## SHORT PROBLEM
Copy the data word for word, starting at its first line and ending after the line that contains "calculation-type: REFERENCE CALCULATION", with both of those lines included.

## STORED ROWS
-- begin --

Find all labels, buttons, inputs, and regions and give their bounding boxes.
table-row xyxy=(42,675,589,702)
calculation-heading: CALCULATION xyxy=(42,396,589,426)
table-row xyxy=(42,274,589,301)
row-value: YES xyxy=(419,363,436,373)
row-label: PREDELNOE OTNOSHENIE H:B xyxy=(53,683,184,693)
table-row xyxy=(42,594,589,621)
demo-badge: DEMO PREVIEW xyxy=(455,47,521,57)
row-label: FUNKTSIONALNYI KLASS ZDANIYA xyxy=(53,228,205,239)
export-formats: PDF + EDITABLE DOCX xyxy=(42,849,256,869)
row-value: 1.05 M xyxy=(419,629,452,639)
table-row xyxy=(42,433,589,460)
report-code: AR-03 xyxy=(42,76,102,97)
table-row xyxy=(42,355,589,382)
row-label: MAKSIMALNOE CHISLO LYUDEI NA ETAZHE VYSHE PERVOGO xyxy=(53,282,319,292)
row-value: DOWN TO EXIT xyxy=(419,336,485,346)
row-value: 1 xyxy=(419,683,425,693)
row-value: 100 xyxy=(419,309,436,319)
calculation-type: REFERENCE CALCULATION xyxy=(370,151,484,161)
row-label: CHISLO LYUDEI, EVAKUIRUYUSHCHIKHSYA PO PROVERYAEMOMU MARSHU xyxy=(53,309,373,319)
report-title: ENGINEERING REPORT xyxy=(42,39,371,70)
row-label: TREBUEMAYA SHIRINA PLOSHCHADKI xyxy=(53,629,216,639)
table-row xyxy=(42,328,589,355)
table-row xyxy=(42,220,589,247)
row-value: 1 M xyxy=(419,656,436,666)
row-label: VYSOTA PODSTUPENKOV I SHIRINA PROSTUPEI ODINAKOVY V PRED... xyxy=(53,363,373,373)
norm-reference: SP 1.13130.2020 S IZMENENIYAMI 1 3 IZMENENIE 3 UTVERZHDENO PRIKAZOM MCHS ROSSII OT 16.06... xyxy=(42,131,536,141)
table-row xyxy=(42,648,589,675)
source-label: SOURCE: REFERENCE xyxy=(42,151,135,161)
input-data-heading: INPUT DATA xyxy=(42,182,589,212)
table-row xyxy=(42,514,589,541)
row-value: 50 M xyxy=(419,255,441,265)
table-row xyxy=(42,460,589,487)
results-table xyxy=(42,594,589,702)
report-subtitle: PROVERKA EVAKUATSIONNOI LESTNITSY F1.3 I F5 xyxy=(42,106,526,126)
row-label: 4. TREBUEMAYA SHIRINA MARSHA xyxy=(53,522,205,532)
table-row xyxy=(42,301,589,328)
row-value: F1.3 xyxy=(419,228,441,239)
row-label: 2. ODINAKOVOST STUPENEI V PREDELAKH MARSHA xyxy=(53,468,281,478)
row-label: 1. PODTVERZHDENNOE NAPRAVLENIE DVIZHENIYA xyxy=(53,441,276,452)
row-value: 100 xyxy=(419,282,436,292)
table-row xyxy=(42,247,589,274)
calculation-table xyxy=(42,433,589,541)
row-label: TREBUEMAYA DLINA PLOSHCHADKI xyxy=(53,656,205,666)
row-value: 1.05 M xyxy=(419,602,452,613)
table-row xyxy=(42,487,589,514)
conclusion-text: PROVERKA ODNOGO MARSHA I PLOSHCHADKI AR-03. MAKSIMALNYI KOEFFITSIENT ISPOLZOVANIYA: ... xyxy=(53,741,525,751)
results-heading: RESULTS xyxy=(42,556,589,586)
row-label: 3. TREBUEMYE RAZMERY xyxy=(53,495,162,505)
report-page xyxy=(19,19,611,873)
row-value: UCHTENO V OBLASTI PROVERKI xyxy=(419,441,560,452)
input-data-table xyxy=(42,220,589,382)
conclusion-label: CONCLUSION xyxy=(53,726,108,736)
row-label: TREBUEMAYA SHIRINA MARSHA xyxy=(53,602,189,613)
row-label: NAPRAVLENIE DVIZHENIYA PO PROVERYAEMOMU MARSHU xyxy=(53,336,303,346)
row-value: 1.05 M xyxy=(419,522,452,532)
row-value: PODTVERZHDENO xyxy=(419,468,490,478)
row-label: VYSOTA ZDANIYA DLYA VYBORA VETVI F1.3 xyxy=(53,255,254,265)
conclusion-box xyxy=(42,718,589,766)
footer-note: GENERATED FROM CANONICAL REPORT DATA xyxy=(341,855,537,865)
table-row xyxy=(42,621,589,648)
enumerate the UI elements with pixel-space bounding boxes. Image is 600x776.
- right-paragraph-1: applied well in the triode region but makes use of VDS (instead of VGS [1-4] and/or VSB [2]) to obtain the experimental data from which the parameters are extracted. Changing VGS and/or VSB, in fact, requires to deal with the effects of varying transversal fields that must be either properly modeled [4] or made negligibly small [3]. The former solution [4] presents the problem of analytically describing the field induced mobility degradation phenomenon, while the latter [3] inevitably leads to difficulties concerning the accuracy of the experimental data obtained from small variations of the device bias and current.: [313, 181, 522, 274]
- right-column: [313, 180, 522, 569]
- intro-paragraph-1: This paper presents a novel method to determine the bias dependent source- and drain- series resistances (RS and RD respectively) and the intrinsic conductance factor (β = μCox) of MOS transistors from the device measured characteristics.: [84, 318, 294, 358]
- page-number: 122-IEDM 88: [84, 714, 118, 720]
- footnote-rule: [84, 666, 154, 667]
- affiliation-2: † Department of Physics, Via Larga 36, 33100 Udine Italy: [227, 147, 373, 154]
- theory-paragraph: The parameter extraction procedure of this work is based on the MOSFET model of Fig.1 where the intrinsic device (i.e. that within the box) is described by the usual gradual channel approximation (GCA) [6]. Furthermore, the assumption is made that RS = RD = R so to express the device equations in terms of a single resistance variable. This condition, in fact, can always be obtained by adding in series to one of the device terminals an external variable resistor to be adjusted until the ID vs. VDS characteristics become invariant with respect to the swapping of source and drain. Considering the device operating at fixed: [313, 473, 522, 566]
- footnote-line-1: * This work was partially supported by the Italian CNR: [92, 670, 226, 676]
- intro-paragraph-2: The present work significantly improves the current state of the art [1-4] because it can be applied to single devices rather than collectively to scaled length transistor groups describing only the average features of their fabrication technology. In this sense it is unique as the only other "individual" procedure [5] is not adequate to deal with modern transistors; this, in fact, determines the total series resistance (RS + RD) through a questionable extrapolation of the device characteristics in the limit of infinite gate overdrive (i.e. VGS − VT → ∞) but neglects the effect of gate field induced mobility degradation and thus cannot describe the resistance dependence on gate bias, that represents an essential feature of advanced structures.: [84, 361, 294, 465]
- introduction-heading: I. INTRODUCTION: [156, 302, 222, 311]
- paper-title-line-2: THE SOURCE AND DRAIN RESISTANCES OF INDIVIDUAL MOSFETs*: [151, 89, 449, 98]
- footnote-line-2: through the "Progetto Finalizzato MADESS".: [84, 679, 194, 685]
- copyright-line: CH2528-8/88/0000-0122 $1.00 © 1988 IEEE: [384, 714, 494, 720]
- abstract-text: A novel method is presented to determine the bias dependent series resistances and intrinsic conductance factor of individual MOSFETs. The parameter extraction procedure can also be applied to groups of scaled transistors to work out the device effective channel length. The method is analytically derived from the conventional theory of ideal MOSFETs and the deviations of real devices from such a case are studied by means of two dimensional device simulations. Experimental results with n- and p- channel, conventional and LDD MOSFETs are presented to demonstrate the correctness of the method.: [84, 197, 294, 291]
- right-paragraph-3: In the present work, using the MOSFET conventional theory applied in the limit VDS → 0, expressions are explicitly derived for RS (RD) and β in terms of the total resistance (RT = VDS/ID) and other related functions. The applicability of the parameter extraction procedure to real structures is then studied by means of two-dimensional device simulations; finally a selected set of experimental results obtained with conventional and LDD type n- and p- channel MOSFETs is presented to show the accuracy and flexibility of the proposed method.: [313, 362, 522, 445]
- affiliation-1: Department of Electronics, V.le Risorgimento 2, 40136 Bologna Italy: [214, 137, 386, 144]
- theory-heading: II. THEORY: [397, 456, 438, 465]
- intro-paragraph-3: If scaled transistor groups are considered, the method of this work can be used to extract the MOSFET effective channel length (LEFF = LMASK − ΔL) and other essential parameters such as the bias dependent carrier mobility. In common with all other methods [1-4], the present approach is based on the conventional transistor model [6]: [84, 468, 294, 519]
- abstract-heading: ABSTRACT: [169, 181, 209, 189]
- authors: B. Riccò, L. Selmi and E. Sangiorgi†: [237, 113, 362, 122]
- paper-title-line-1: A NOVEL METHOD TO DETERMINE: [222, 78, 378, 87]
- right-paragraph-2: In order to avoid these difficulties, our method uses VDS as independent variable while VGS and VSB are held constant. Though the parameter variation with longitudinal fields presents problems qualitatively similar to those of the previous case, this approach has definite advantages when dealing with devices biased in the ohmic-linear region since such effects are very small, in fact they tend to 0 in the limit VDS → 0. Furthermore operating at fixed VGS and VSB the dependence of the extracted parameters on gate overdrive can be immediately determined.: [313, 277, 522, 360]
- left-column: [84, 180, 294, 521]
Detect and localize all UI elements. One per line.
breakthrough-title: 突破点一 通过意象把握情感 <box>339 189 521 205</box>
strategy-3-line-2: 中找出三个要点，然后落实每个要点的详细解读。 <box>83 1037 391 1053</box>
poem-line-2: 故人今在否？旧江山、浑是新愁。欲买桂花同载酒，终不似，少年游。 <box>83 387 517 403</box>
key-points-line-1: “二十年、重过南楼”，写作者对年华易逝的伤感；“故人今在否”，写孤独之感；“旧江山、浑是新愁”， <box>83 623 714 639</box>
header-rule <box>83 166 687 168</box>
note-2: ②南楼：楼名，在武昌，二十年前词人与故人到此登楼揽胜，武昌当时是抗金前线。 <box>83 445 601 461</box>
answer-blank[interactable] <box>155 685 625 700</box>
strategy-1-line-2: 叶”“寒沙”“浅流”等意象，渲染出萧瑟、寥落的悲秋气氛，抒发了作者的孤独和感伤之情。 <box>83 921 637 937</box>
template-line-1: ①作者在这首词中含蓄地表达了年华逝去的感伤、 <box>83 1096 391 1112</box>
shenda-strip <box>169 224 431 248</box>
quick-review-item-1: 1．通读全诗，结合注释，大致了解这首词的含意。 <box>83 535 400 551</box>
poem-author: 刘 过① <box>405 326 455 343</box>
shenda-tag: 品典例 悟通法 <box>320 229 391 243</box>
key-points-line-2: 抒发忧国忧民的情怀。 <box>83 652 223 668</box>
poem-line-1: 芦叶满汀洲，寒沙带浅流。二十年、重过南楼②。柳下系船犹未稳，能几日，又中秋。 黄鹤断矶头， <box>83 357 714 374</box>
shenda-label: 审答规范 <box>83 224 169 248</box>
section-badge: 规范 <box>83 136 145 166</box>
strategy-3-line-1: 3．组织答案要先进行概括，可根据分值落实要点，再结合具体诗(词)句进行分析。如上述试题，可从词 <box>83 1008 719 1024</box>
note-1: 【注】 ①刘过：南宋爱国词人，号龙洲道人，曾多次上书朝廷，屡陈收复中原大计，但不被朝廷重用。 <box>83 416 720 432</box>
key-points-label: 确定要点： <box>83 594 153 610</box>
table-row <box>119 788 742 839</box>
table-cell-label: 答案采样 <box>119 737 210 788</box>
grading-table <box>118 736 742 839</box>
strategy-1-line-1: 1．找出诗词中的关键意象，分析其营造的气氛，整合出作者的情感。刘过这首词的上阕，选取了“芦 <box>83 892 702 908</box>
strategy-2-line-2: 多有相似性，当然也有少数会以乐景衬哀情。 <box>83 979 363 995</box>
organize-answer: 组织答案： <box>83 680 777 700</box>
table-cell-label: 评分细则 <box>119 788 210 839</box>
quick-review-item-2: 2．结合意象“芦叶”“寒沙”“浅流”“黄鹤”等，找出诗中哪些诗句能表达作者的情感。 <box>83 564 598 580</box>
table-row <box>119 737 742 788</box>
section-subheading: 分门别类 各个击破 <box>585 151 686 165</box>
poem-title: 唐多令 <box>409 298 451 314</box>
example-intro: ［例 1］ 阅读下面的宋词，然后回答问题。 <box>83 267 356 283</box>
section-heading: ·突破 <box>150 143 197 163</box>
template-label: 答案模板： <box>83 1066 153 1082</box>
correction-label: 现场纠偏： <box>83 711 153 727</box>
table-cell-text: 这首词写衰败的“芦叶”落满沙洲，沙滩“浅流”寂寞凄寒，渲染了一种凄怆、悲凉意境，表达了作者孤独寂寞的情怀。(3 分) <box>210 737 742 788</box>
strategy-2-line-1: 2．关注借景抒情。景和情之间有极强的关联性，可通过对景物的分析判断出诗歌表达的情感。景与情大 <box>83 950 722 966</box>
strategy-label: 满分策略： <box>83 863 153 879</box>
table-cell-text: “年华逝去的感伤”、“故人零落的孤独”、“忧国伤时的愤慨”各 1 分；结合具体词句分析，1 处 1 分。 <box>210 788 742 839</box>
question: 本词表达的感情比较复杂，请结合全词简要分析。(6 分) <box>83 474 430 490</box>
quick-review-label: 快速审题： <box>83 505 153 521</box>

-- end --

## SOLUTION TO THIS EXERCISE
Find all labels, buttons, inputs, and regions and give their bounding boxes.
table-row xyxy=(42,675,589,702)
calculation-heading: CALCULATION xyxy=(42,396,589,426)
table-row xyxy=(42,274,589,301)
row-value: YES xyxy=(419,363,436,373)
row-label: PREDELNOE OTNOSHENIE H:B xyxy=(53,683,184,693)
table-row xyxy=(42,594,589,621)
demo-badge: DEMO PREVIEW xyxy=(455,47,521,57)
row-label: FUNKTSIONALNYI KLASS ZDANIYA xyxy=(53,228,205,239)
export-formats: PDF + EDITABLE DOCX xyxy=(42,849,256,869)
row-value: 1.05 M xyxy=(419,629,452,639)
table-row xyxy=(42,433,589,460)
report-code: AR-03 xyxy=(42,76,102,97)
table-row xyxy=(42,355,589,382)
row-label: MAKSIMALNOE CHISLO LYUDEI NA ETAZHE VYSHE PERVOGO xyxy=(53,282,319,292)
row-value: DOWN TO EXIT xyxy=(419,336,485,346)
row-value: 1 xyxy=(419,683,425,693)
row-value: 100 xyxy=(419,309,436,319)
calculation-type: REFERENCE CALCULATION xyxy=(370,151,484,161)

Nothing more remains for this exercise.